▶ [AIM OF THE TASK]:
Return every line of the material below that contains the string "Stockholm", treating the match as case-sensitive.

Layout region records

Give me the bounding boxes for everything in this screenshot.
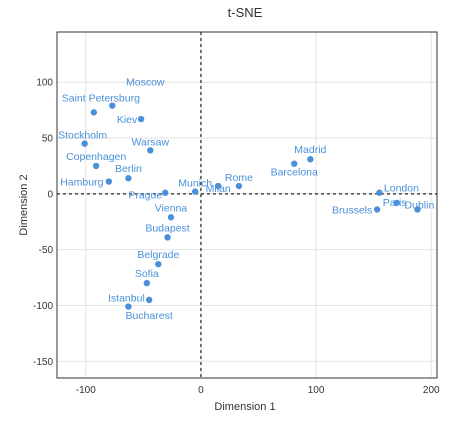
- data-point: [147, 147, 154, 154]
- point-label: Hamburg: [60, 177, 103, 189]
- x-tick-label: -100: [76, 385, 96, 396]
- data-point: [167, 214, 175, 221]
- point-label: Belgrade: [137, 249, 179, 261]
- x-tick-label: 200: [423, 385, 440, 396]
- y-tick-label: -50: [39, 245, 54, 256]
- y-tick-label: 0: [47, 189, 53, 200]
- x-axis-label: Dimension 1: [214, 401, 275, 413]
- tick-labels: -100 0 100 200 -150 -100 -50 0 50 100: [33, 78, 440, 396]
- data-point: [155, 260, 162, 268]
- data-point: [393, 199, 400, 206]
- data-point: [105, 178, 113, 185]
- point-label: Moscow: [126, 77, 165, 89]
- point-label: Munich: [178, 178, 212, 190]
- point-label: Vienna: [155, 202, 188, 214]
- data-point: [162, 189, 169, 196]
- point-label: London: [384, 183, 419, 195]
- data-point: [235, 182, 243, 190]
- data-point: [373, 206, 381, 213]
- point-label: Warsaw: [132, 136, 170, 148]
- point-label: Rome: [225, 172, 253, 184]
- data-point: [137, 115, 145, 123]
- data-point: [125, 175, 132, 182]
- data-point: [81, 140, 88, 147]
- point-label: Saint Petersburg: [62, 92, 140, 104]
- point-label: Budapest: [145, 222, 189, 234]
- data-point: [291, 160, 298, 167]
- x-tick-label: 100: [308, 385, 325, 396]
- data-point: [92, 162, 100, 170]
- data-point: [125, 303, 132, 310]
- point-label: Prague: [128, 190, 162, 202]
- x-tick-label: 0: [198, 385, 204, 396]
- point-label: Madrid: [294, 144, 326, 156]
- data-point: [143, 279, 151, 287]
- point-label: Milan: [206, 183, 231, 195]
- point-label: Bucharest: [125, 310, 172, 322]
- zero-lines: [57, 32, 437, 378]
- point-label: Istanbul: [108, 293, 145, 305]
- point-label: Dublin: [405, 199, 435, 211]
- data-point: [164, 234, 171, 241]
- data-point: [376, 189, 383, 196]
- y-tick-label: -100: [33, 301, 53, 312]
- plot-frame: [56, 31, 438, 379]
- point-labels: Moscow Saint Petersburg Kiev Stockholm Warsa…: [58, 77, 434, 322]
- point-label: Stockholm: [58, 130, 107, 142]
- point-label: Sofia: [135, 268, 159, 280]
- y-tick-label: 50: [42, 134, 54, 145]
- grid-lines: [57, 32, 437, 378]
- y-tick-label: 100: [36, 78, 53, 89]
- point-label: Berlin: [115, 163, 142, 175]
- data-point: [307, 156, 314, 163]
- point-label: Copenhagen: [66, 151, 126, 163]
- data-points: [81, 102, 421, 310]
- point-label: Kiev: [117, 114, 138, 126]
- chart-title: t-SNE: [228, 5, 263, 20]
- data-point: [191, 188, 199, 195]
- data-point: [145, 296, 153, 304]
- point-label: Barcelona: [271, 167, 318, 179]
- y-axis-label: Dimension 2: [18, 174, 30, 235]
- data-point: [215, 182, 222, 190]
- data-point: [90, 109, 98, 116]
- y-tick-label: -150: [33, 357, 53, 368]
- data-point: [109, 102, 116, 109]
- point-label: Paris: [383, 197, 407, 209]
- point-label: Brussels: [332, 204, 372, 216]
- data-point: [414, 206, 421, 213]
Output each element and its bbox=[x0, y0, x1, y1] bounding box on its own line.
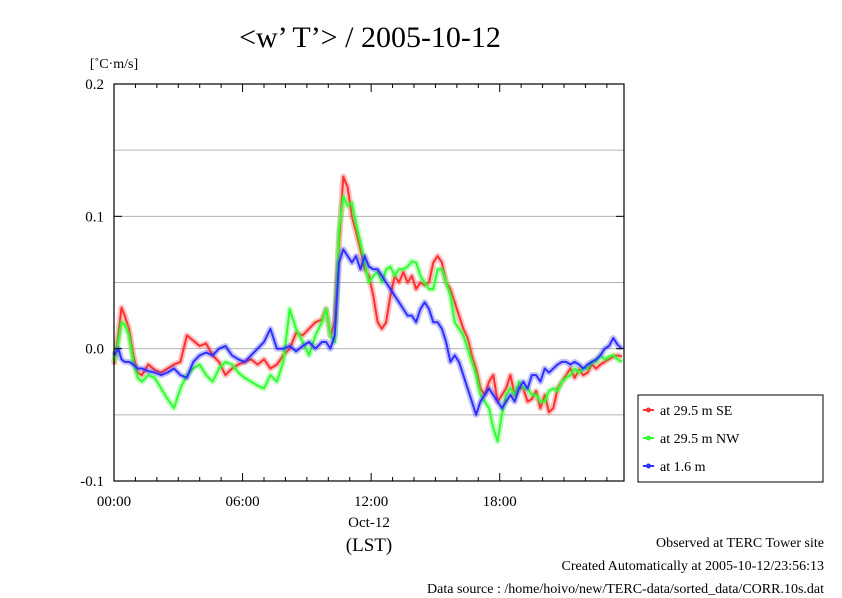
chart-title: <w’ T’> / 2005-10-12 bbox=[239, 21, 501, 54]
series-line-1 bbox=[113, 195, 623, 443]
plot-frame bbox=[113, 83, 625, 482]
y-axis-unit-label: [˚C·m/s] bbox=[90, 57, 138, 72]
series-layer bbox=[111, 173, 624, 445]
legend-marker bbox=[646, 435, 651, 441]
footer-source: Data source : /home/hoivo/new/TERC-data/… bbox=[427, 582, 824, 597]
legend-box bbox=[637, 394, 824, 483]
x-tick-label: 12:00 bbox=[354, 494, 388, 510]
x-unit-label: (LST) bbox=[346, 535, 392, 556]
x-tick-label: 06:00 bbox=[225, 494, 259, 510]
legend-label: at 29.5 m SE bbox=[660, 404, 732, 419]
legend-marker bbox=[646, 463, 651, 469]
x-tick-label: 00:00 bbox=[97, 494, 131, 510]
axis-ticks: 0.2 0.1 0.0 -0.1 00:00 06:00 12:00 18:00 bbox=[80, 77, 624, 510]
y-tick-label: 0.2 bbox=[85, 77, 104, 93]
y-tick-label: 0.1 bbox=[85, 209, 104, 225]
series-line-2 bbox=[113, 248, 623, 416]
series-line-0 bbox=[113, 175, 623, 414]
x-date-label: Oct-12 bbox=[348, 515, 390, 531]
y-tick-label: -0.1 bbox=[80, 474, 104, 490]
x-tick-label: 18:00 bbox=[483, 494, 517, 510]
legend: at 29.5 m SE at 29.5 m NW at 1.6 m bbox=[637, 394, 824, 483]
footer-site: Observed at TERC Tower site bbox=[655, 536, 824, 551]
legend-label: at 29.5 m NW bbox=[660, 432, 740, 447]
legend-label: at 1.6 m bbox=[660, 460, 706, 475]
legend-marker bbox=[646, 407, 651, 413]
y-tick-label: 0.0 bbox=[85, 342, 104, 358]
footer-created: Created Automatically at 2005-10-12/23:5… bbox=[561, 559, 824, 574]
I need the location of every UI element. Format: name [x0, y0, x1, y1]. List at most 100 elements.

* * *

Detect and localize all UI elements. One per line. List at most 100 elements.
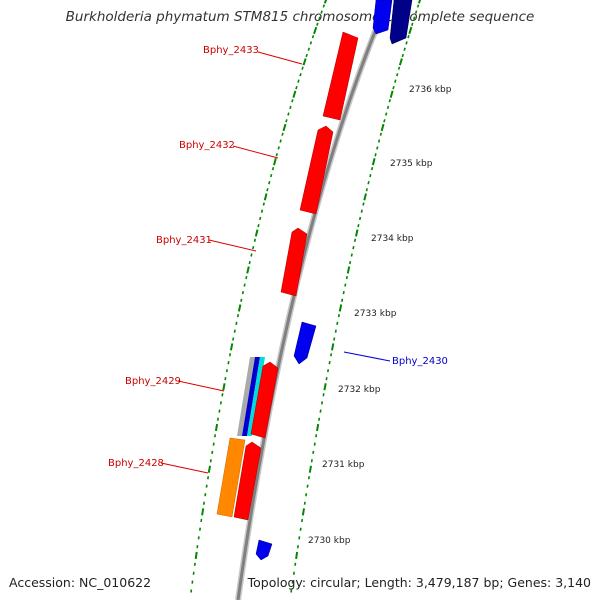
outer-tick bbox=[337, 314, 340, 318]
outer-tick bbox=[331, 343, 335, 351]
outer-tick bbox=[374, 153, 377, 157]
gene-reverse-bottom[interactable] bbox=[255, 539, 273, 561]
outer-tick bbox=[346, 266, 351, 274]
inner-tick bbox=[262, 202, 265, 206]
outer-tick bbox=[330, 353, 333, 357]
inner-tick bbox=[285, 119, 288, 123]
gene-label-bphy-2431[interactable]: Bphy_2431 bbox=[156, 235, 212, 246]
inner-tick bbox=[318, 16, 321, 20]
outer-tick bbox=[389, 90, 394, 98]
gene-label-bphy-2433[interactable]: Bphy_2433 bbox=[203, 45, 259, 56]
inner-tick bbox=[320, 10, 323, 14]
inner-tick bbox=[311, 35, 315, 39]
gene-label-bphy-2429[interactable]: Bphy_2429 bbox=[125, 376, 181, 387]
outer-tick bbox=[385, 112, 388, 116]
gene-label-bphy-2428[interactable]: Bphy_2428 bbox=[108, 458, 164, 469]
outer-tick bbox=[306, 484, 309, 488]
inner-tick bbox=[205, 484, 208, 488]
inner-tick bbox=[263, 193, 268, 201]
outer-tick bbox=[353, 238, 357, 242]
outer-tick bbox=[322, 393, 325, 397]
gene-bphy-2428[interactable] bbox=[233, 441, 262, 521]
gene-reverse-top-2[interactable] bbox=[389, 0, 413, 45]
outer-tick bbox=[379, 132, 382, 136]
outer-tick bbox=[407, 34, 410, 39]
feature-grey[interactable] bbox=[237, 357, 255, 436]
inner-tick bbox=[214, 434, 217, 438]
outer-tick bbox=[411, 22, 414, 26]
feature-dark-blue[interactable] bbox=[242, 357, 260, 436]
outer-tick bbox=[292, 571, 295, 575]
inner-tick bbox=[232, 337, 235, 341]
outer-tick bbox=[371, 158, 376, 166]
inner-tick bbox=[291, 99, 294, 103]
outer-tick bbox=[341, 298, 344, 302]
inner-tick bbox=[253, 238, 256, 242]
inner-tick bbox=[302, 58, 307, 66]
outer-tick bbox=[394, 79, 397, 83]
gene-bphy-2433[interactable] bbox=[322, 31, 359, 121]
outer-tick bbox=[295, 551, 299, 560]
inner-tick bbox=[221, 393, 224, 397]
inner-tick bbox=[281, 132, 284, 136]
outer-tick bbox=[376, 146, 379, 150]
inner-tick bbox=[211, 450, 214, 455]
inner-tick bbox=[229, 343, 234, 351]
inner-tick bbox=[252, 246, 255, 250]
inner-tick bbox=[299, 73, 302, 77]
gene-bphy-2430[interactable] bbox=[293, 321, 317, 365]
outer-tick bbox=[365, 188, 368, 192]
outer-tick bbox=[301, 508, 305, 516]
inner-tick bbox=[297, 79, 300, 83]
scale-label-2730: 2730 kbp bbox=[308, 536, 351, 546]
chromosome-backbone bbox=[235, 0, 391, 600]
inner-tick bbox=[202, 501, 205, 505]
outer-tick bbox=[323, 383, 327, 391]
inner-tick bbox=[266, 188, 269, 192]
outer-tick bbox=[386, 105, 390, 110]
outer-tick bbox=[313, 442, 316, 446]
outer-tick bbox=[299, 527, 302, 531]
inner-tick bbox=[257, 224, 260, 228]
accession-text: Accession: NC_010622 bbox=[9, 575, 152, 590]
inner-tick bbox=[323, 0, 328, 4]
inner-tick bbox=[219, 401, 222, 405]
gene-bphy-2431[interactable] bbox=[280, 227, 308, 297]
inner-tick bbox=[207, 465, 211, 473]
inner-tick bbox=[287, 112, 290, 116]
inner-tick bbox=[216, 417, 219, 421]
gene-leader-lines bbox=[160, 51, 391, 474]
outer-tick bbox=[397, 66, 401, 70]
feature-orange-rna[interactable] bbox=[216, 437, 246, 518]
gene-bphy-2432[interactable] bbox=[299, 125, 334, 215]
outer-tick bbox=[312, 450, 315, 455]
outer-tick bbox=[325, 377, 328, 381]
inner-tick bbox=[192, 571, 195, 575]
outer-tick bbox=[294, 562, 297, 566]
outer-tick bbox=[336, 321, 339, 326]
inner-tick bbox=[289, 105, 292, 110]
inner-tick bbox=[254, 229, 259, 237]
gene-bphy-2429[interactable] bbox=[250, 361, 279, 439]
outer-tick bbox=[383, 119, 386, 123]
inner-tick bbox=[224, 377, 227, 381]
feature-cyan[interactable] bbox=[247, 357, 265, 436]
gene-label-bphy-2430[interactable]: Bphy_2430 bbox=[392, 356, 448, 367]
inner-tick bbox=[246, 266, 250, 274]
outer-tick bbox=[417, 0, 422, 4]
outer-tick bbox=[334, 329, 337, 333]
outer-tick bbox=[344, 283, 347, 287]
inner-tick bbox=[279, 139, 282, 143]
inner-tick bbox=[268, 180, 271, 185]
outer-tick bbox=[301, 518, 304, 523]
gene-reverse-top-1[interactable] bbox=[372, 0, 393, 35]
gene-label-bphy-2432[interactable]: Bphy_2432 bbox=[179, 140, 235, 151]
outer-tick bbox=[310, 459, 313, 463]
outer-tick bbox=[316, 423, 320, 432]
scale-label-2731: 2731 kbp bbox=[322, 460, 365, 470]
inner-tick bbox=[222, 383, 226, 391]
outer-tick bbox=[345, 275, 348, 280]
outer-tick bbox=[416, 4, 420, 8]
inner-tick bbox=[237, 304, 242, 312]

▶ [COMPLETE RESPONSE]:
- point-labels: Moscow Saint Petersburg Kiev Stockholm Warsa…: [58, 77, 434, 322]
- point-label: Stockholm: [58, 130, 107, 142]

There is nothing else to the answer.